### Task requirements
Reproduce the material exactly, omitting nothing.

### Excerpted data
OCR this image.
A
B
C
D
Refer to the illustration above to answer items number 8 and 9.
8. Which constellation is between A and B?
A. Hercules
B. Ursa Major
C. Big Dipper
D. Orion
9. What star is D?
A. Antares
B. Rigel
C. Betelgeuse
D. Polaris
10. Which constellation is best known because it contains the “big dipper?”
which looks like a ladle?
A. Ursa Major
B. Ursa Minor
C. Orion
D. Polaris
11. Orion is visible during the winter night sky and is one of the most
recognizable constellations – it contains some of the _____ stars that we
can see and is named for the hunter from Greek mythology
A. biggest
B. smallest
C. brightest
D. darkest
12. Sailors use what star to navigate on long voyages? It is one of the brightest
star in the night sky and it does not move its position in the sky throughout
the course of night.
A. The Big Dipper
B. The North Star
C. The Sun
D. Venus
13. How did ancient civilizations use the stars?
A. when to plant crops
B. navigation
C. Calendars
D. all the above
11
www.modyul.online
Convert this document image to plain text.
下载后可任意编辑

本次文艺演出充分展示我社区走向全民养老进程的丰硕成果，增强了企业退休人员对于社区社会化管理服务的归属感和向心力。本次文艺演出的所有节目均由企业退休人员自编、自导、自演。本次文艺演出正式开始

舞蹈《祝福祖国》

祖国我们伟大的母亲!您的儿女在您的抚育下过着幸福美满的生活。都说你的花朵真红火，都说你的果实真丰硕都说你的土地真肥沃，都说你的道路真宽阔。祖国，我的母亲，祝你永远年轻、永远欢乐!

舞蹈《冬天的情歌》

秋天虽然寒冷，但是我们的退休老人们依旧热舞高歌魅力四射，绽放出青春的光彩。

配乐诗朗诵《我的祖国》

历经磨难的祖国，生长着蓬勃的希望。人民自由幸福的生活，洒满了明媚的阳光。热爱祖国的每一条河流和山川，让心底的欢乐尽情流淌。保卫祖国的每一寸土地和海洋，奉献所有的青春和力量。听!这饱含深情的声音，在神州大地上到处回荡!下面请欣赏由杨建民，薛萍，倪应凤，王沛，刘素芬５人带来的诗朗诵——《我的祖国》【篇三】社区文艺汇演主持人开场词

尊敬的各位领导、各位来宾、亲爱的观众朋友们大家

### Worked answer
OCR this image.
A
B
C
D
Refer to the illustration above to answer items number 8 and 9.
8. Which constellation is between A and B?
A. Hercules
B. Ursa Major
C. Big Dipper
D. Orion
9. What star is D?
A. Antares
B. Rigel
C. Betelgeuse
D. Polaris
10. Which constellation is best known because it contains the “big dipper?”
which looks like a ladle?
A. Ursa Major
B. Ursa Minor
C. Orion
D. Polaris
11. Orion is visible during the winter night sky and is one of the most
recognizable constellations – it contains some of the _____ stars that we
can see and is named for the hunter from Greek mythology
A. biggest
B. smallest
C. brightest
D. darkest
12. Sailors use what star to navigate on long voyages? It is one of the brightest
star in the night sky and it does not move its position in the sky throughout
the course of night.
A. The Big Dipper
B. The North Star
C. The Sun
D. Venus
13. How did ancient civilizations use the stars?
A. when to plant crops
B. navigation
C. Calendars
D. all the above
11
www.modyul.online
Convert this document image to plain text.
下载后可任意编辑

本次文艺演出充分展示我社区走向全民养老进程的丰硕成果，增强了企业退休人员对于社区社会化管理服务的归属感和向心力。本次文艺演出的所有节目均由企业退休人员自编、自导、自演。本次文艺演出正式开始

舞蹈《祝福祖国》

祖国我们伟大的母亲!您的儿女在您的抚育下过着幸福美满的生活。都说你的花朵真红火，都说你的果实真丰硕都说你的土地真肥沃，都说你的道路真宽阔。祖国，我的母亲，祝你永远年轻、永远欢乐!

舞蹈《冬天的情歌》

秋天虽然寒冷，但是我们的退休老人们依旧热舞高歌魅力四射，绽放出青春的光彩。

配乐诗朗诵《我的祖国》

历经磨难的祖国，生长着蓬勃的希望。人民自由幸福的生活，洒满了明媚的阳光。热爱祖国的每一条河流和山川，让心底的欢乐尽情流淌。保卫祖国的每一寸土地和海洋，奉献所有的青春和力量。听!这饱含深情的声音，在神州大地上到处回荡!下面请欣赏由杨建民，薛萍，倪应凤，王沛，刘素芬５人带来的诗朗诵——《我的祖国》【篇三】社区文艺汇演主持人开场词

尊敬的各位领导、各位来宾、亲爱的观众朋友们大家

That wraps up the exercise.